В финале романа Лу Допплер говорит: «И это крестовый поход. Мы солдаты и будем биться до последнего воина. Против образцовой правильности. Против глупости. Потому что там, далеко-далеко идет война. Идет война». [Лу, 2010: 186]«Мне остается пожелать только одного: пусть в день моей казни соберется много зрителей и пусть они встретят меня криками ненависти». [Камю, 1993: 96] Так завершается роман Камю.
Сходство очевидно, несмотря на его парадоксальность. В начале оба героя – и Допплер, и Мерсо - рассуждают о смерти, как о событии в череде бытовых моментов повседневности (короткие, рубленные фразы, простые предложения, из которых словно изгнано всякое чувство, всякое страдание), в финале – оба выступают принципиальными противниками общественной морали, борцами против общественных устоев.
В этом контексте также интересна интерпретация эпизода падения с велосипеда. Вполне вероятной здесь в подтексте видится игра с экзистенциалистскими представлениями о пограничной ситуации: «И вдруг переднее колесо заклинило между двух камней, я перелетел через велосипед, ударился бедром о корень, и вдобавок велосипед стукнул меня по лбу.
Сперва я лежал. Было чертовски больно. Я не мог пошевелиться.
Просто лежал, как бревно, и глядел вверх, на ветки, они тихо колыхались на слабом ветру… Лежа среди вереска я думал о том, что отца больше нет и никогда не будет … Вот только что был человек — и нет его». [Лу, 2010: 28]. Описание размышлений Допплера занимает несколько страниц: и в сущности, это классические вопросы, которыми задается человек, внезапно обнаруживший абсурдность мироздания. Теми же самыми вопросами задавался и Антуан Рокантен Сартра, но главное – Мерсо, после убийства араба.
Сходство этих двух героев – Допплера и Мерсо – парадоксально, ведь Мерсо обладает типичным максимально рефлексивным типом ума, он бесконечно далек от наивности. А Допплер, напротив, склонен к интуитивному постижению действительности. Однако оба этих героя задумываются над одними вопросами, приходят к одним и тем же выводам.
Подобно Мерсо, Допплер постоянно рассуждает о равнодушии жизни. О том, что вещи идут своим чередом, «вот такая уж штука жизнь».
Данное сходство двух принципиально-различных персонажей позволяет увидеть образ Допплера в неожиданном ракурсе.
В своей статье о романе Камю «Посторонний», Ж.-П. Сартр сделал афористичное заключение: «Мерсо — единственный Христос, которого мы заслуживаем», и этот тезис был подхвачен многими последующими интерпретаторами романа.
Мерсо объявлен Сартром новым Христом за сходство их судеб: Мерсо, как и Христос, приносит в мир новую морально нравственную систему и, отвергаемый обществом, насмехающимся над ним, погибает.
Выдвинув гипотезу о схожей природе личности Допплера, мы увидим, что все «расхождения» с язычеством и архаикой в образе этого персонажа, обусловлены именно этим фактором.

СОХРАНЕННЫЕ ДАННЫЕ:

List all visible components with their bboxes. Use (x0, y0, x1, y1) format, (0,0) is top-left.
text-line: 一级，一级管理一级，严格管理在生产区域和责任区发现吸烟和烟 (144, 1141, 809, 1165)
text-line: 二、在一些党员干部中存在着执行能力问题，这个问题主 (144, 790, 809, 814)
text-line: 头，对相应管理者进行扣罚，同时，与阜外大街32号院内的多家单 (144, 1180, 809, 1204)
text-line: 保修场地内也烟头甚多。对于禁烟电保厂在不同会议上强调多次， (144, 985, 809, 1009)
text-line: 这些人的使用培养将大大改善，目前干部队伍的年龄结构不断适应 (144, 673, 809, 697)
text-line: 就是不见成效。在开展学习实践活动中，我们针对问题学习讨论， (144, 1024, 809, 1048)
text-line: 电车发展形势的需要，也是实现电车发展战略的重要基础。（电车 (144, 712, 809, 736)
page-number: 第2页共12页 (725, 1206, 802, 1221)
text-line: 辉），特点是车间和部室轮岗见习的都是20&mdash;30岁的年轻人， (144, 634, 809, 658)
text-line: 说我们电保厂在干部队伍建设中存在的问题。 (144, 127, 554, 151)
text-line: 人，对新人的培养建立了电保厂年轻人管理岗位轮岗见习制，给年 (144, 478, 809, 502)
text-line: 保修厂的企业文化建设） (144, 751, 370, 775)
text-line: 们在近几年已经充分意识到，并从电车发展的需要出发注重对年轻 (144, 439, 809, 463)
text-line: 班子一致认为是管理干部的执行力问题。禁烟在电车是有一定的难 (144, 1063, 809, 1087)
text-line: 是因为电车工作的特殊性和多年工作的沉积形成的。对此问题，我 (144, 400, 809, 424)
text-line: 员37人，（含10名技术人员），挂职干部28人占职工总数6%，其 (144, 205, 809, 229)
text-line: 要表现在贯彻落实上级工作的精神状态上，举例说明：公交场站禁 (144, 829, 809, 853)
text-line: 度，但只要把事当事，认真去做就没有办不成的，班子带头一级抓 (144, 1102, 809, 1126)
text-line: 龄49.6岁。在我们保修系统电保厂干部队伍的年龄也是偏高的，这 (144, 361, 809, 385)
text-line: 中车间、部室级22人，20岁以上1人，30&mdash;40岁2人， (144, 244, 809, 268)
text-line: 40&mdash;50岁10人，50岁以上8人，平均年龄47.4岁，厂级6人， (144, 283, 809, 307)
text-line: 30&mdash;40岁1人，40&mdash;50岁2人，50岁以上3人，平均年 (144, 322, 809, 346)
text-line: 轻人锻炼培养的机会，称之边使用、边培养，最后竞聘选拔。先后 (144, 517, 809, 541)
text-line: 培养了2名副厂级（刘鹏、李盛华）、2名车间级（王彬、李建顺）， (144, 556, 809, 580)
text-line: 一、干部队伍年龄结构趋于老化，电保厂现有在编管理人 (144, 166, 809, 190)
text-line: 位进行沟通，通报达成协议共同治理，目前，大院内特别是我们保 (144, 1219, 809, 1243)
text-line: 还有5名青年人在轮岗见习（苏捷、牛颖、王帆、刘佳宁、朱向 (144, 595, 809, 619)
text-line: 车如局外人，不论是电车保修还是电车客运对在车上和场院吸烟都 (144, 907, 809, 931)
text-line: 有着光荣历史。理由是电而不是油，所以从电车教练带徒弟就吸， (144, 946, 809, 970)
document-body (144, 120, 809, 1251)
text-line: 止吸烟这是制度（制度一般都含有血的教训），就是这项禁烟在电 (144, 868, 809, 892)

ВАШЕ ЗАДАНИЕ: Объясните в одном–трех предложениях, почему во фрагменте о Допплере и Мерсо сходство этих двух героев названо парадоксальным.

ОТВЕТ НА ЗАДАНИЕ: Сходство парадоксально, потому что Мерсо обладает типичным максимально рефлексивным типом ума и бесконечно далек от наивности, а Допплер, напротив, склонен к интуитивному постижению действительности. Несмотря на это различие, оба героя задумываются над одними вопросами и приходят к одним и тем же выводам.